■ What to work on
Repeat all the material exactly; pictures stay out of your copy.

[Stored entries]
..............................

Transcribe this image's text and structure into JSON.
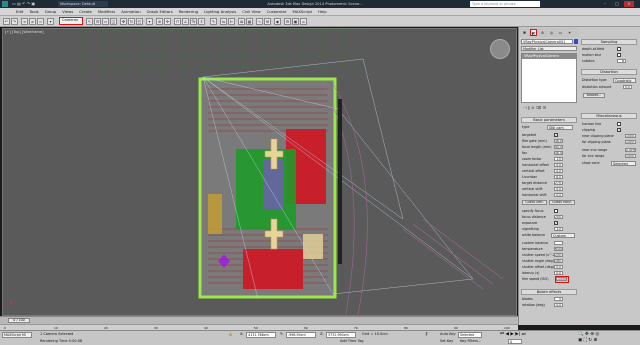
{
  "titlebar": {
    "workspace": "Workspace: Default",
    "title": "Autodesk 3ds Max Design 2014    Photometric Scene...",
    "search_placeholder": "Type a keyword or phrase"
  },
  "menu": [
    "Edit",
    "Tools",
    "Group",
    "Views",
    "Create",
    "Modifiers",
    "Animation",
    "Graph Editors",
    "Rendering",
    "Lighting Analysis",
    "Civil View",
    "Customize",
    "MAXScript",
    "Help"
  ],
  "toolbar": {
    "camera_dropdown": "Cameras"
  },
  "viewport": {
    "label": "[+] [Top] [Wireframe]"
  },
  "command_panel": {
    "object_name": "VRayPhysicalCamera001",
    "modifier_list": "Modifier List",
    "stack_item": "VRayPhysicalCamera",
    "basic_parameters": {
      "header": "Basic parameters",
      "type_label": "type",
      "type_value": "Still cam",
      "rows": [
        {
          "label": "targeted",
          "value": "✓"
        },
        {
          "label": "film gate (mm)",
          "value": "36.0"
        },
        {
          "label": "focal length (mm)",
          "value": "40.0"
        },
        {
          "label": "fov",
          "value": "48.455"
        },
        {
          "label": "zoom factor",
          "value": "1.0"
        },
        {
          "label": "horizontal offset",
          "value": "0.0"
        },
        {
          "label": "vertical offset",
          "value": "0.0"
        },
        {
          "label": "f-number",
          "value": "8.0"
        },
        {
          "label": "target distance",
          "value": "275.65"
        },
        {
          "label": "vertical shift",
          "value": "0.0"
        },
        {
          "label": "horizontal shift",
          "value": "0.0"
        }
      ],
      "guess_vert": "Guess vert.",
      "guess_horiz": "Guess horiz.",
      "rows2": [
        {
          "label": "specify focus",
          "value": ""
        },
        {
          "label": "focus distance",
          "value": "200.0"
        },
        {
          "label": "exposure",
          "value": "✓"
        },
        {
          "label": "vignetting",
          "value": "1.0"
        },
        {
          "label": "white balance",
          "value": "Custom"
        }
      ],
      "rows3": [
        {
          "label": "custom balance",
          "value": ""
        },
        {
          "label": "temperature",
          "value": "6500.0"
        },
        {
          "label": "shutter speed (s^-1)",
          "value": "200.0"
        },
        {
          "label": "shutter angle (deg)",
          "value": "180.0"
        },
        {
          "label": "shutter offset (deg)",
          "value": "0.0"
        },
        {
          "label": "latency (s)",
          "value": "0.0"
        },
        {
          "label": "film speed (ISO)",
          "value": "10000.0"
        }
      ]
    },
    "bokeh": {
      "header": "Bokeh effects",
      "rows": [
        {
          "label": "blades",
          "value": "5"
        },
        {
          "label": "rotation (deg)",
          "value": "0.0"
        }
      ]
    },
    "sampling": {
      "header": "Sampling",
      "rows": [
        {
          "label": "depth-of-field",
          "value": ""
        },
        {
          "label": "motion blur",
          "value": ""
        },
        {
          "label": "subdivs",
          "value": "6"
        }
      ]
    },
    "distortion": {
      "header": "Distortion",
      "type_label": "Distortion type",
      "type_value": "Quadratic",
      "amount_label": "distortion amount",
      "amount_value": "0.0",
      "button": "Browse..."
    },
    "misc": {
      "header": "Miscellaneous",
      "rows": [
        {
          "label": "horizon line",
          "value": ""
        },
        {
          "label": "clipping",
          "value": "✓"
        },
        {
          "label": "near clipping plane",
          "value": "1000.0"
        },
        {
          "label": "far clipping plane",
          "value": "1000.0"
        },
        {
          "label": "near env range",
          "value": "0.0cm"
        },
        {
          "label": "far env range",
          "value": "1000.0"
        },
        {
          "label": "show cone",
          "value": "Selected"
        }
      ]
    }
  },
  "timeslider": {
    "frame_label": "0 / 100",
    "ticks": [
      "0",
      "10",
      "20",
      "30",
      "40",
      "50",
      "60",
      "70",
      "80",
      "90",
      "100"
    ]
  },
  "statusbar": {
    "maxscript": "MAXScript Mi",
    "selection": "1 Camera Selected",
    "prompt": "Rendering Time  0:00:08",
    "x_label": "X:",
    "x_value": "4131.766cm",
    "y_label": "Y:",
    "y_value": "-998.94cm",
    "z_label": "Z:",
    "z_value": "3731.994cm",
    "grid": "Grid = 10.0cm",
    "add_time_tag": "Add Time Tag",
    "auto_key": "Auto Key",
    "selected": "Selected",
    "set_key": "Set Key",
    "key_filters": "Key Filters...",
    "frame": "0"
  }
}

..............................

■ Solution below
Transcribe this image's text and structure into JSON.
{
  "titlebar": {
    "workspace": "Workspace: Default",
    "title": "Autodesk 3ds Max Design 2014    Photometric Scene...",
    "search_placeholder": "Type a keyword or phrase"
  },
  "menu": [
    "Edit",
    "Tools",
    "Group",
    "Views",
    "Create",
    "Modifiers",
    "Animation",
    "Graph Editors",
    "Rendering",
    "Lighting Analysis",
    "Civil View",
    "Customize",
    "MAXScript",
    "Help"
  ],
  "toolbar": {
    "camera_dropdown": "Cameras"
  },
  "viewport": {
    "label": "[+] [Top] [Wireframe]"
  },
  "command_panel": {
    "object_name": "VRayPhysicalCamera001",
    "modifier_list": "Modifier List",
    "stack_item": "VRayPhysicalCamera",
    "basic_parameters": {
      "header": "Basic parameters",
      "type_label": "type",
      "type_value": "Still cam",
      "rows": [
        {
          "label": "targeted",
          "value": "✓"
        },
        {
          "label": "film gate (mm)",
          "value": "36.0"
        },
        {
          "label": "focal length (mm)",
          "value": "40.0"
        },
        {
          "label": "fov",
          "value": "48.455"
        },
        {
          "label": "zoom factor",
          "value": "1.0"
        },
        {
          "label": "horizontal offset",
          "value": "0.0"
        },
        {
          "label": "vertical offset",
          "value": "0.0"
        },
        {
          "label": "f-number",
          "value": "8.0"
        },
        {
          "label": "target distance",
          "value": "275.65"
        },
        {
          "label": "vertical shift",
          "value": "0.0"
        },
        {
          "label": "horizontal shift",
          "value": "0.0"
        }
      ],
      "guess_vert": "Guess vert.",
      "guess_horiz": "Guess horiz.",
      "rows2": [
        {
          "label": "specify focus",
          "value": ""
        },
        {
          "label": "focus distance",
          "value": "200.0"
        },
        {
          "label": "exposure",
          "value": "✓"
        },
        {
          "label": "vignetting",
          "value": "1.0"
        },
        {
          "label": "white balance",
          "value": "Custom"
        }
      ],
      "rows3": [
        {
          "label": "custom balance",
          "value": ""
        },
        {
          "label": "temperature",
          "value": "6500.0"
        },
        {
          "label": "shutter speed (s^-1)",
          "value": "200.0"
        },
        {
          "label": "shutter angle (deg)",
          "value": "180.0"
        },
        {
          "label": "shutter offset (deg)",
          "value": "0.0"
        },
        {
          "label": "latency (s)",
          "value": "0.0"
        },
        {
          "label": "film speed (ISO)",
          "value": "10000.0"
        }
      ]
    },
    "bokeh": {
      "header": "Bokeh effects",
      "rows": [
        {
          "label": "blades",
          "value": "5"
        },
        {
          "label": "rotation (deg)",
          "value": "0.0"
        }
      ]
    },
    "sampling": {
      "header": "Sampling",
      "rows": [
        {
          "label": "depth-of-field",
          "value": ""
        },
        {
          "label": "motion blur",
          "value": ""
        },
        {
          "label": "subdivs",
          "value": "6"
        }
      ]
    },
    "distortion": {
      "header": "Distortion",
      "type_label": "Distortion type",
      "type_value": "Quadratic",
      "amount_label": "distortion amount",
      "amount_value": "0.0",
      "button": "Browse..."
    },
    "misc": {
      "header": "Miscellaneous",
      "rows": [
        {
          "label": "horizon line",
          "value": ""
        },
        {
          "label": "clipping",
          "value": "✓"
        },
        {
          "label": "near clipping plane",
          "value": "1000.0"
        },
        {
          "label": "far clipping plane",
          "value": "1000.0"
        },
        {
          "label": "near env range",
          "value": "0.0cm"
        },
        {
          "label": "far env range",
          "value": "1000.0"
        },
        {
          "label": "show cone",
          "value": "Selected"
        }
      ]
    }
  },
  "timeslider": {
    "frame_label": "0 / 100",
    "ticks": [
      "0",
      "10",
      "20",
      "30",
      "40",
      "50",
      "60",
      "70",
      "80",
      "90",
      "100"
    ]
  },
  "statusbar": {
    "maxscript": "MAXScript Mi",
    "selection": "1 Camera Selected",
    "prompt": "Rendering Time  0:00:08",
    "x_label": "X:",
    "x_value": "4131.766cm",
    "y_label": "Y:",
    "y_value": "-998.94cm",
    "z_label": "Z:",
    "z_value": "3731.994cm",
    "grid": "Grid = 10.0cm",
    "add_time_tag": "Add Time Tag",
    "auto_key": "Auto Key",
    "selected": "Selected",
    "set_key": "Set Key",
    "key_filters": "Key Filters...",
    "frame": "0"
  }
}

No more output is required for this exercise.